> **Challenge**: Of all the lines in this data, how many include "JSON"? Respond with the number only.

[Dataset entries]
══════════

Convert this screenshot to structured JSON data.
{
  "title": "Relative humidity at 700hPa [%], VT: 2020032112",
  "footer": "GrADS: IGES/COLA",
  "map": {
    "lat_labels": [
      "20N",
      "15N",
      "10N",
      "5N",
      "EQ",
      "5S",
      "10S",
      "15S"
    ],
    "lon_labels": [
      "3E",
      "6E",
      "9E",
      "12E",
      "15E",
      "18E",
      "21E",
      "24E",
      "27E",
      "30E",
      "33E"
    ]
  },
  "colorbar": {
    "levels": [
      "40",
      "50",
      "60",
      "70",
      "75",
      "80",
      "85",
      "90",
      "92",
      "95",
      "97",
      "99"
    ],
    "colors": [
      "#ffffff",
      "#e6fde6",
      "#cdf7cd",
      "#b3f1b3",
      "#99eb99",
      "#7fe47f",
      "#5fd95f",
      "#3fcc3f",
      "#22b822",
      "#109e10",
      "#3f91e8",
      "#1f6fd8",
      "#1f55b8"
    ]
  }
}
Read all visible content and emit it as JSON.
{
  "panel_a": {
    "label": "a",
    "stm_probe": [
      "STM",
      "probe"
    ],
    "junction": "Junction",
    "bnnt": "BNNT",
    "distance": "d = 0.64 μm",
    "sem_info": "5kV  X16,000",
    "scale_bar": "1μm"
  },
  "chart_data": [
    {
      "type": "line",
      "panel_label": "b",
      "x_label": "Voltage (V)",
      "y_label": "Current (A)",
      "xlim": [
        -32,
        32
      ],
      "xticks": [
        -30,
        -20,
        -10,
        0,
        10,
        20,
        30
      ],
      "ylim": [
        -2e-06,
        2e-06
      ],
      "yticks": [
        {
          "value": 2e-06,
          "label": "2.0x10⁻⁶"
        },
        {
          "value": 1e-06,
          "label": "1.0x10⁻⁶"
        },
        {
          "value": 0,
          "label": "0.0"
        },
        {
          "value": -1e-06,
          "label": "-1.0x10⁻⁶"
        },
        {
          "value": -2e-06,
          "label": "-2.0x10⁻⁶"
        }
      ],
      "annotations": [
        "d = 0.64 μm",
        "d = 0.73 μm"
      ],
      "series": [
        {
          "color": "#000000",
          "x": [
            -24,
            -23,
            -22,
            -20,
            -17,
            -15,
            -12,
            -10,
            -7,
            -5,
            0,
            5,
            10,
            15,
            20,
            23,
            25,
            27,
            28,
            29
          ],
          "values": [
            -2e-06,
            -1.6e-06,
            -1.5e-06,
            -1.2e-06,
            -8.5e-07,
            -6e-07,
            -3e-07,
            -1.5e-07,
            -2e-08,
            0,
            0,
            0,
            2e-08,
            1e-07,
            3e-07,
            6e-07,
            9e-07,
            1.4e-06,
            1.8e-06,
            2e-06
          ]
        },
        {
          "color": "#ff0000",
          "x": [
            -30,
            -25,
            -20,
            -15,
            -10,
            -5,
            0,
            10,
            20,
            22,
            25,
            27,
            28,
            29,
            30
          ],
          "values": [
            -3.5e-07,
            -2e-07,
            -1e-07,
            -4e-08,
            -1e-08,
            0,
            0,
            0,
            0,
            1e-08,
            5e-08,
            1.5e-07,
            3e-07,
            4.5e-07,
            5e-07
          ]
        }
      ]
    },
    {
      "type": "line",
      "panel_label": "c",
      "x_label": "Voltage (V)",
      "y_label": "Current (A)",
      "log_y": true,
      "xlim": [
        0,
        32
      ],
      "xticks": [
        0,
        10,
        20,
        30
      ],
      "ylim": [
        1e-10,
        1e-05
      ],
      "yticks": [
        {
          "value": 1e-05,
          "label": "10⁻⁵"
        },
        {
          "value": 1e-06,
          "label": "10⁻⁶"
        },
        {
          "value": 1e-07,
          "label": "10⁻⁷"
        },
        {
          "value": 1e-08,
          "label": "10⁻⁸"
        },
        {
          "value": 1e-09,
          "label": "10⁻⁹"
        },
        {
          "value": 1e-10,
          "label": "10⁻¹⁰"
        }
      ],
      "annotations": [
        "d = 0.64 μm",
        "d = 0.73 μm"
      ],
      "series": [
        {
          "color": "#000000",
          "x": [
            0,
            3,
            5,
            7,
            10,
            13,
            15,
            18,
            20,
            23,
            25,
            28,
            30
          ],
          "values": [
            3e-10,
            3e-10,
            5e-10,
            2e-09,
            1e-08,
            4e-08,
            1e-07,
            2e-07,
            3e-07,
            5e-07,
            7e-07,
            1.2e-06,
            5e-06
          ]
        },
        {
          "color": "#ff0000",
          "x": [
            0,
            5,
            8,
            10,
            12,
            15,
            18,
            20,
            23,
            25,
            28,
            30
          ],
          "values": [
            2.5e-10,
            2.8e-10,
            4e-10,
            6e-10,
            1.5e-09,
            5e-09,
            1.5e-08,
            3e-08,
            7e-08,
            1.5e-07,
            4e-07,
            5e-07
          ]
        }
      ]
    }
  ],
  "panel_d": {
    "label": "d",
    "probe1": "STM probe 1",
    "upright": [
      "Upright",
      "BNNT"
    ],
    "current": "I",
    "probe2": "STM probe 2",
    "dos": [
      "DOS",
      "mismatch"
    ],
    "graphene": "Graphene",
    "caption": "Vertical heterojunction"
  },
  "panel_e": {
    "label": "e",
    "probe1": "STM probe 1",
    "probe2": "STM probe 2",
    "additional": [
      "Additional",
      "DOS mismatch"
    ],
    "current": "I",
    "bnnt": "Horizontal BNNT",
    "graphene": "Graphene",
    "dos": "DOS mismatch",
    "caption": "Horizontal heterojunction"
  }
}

══════════

> **Result for this exercise**: 2